(Data entries for graphics)
-- Start --

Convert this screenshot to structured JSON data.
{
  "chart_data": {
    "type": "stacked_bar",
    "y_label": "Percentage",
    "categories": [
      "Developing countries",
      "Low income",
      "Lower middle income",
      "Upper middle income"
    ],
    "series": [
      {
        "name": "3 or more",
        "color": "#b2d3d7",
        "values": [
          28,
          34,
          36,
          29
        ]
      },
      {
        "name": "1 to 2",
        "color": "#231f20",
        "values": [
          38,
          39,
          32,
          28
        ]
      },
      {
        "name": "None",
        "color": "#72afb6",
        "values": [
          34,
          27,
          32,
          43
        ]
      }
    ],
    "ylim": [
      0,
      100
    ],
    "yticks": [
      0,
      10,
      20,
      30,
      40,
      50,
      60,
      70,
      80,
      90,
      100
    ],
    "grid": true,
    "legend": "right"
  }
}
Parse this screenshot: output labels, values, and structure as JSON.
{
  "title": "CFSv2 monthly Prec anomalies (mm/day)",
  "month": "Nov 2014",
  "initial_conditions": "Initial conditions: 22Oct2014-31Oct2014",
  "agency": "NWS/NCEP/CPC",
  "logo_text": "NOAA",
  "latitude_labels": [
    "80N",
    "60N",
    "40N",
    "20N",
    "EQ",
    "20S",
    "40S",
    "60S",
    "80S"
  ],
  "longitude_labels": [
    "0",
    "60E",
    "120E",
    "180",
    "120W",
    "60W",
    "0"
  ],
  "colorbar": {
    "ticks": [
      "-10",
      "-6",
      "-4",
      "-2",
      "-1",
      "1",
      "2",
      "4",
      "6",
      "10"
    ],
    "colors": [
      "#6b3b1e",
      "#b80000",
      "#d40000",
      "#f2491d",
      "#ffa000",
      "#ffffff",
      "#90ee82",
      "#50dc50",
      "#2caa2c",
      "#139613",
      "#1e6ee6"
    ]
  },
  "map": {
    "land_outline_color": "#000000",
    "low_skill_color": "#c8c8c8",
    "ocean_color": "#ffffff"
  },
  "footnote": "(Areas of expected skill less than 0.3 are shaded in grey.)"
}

-- End --

All of the data above should be transcribed exactly.

→ Response to the task:
Convert this screenshot to structured JSON data.
{
  "chart_data": {
    "type": "stacked_bar",
    "y_label": "Percentage",
    "categories": [
      "Developing countries",
      "Low income",
      "Lower middle income",
      "Upper middle income"
    ],
    "series": [
      {
        "name": "3 or more",
        "color": "#b2d3d7",
        "values": [
          28,
          34,
          36,
          29
        ]
      },
      {
        "name": "1 to 2",
        "color": "#231f20",
        "values": [
          38,
          39,
          32,
          28
        ]
      },
      {
        "name": "None",
        "color": "#72afb6",
        "values": [
          34,
          27,
          32,
          43
        ]
      }
    ],
    "ylim": [
      0,
      100
    ],
    "yticks": [
      0,
      10,
      20,
      30,
      40,
      50,
      60,
      70,
      80,
      90,
      100
    ],
    "grid": true,
    "legend": "right"
  }
}
Parse this screenshot: output labels, values, and structure as JSON.
{
  "title": "CFSv2 monthly Prec anomalies (mm/day)",
  "month": "Nov 2014",
  "initial_conditions": "Initial conditions: 22Oct2014-31Oct2014",
  "agency": "NWS/NCEP/CPC",
  "logo_text": "NOAA",
  "latitude_labels": [
    "80N",
    "60N",
    "40N",
    "20N",
    "EQ",
    "20S",
    "40S",
    "60S",
    "80S"
  ],
  "longitude_labels": [
    "0",
    "60E",
    "120E",
    "180",
    "120W",
    "60W",
    "0"
  ],
  "colorbar": {
    "ticks": [
      "-10",
      "-6",
      "-4",
      "-2",
      "-1",
      "1",
      "2",
      "4",
      "6",
      "10"
    ],
    "colors": [
      "#6b3b1e",
      "#b80000",
      "#d40000",
      "#f2491d",
      "#ffa000",
      "#ffffff",
      "#90ee82",
      "#50dc50",
      "#2caa2c",
      "#139613",
      "#1e6ee6"
    ]
  },
  "map": {
    "land_outline_color": "#000000",
    "low_skill_color": "#c8c8c8",
    "ocean_color": "#ffffff"
  },
  "footnote": "(Areas of expected skill less than 0.3 are shaded in grey.)"
}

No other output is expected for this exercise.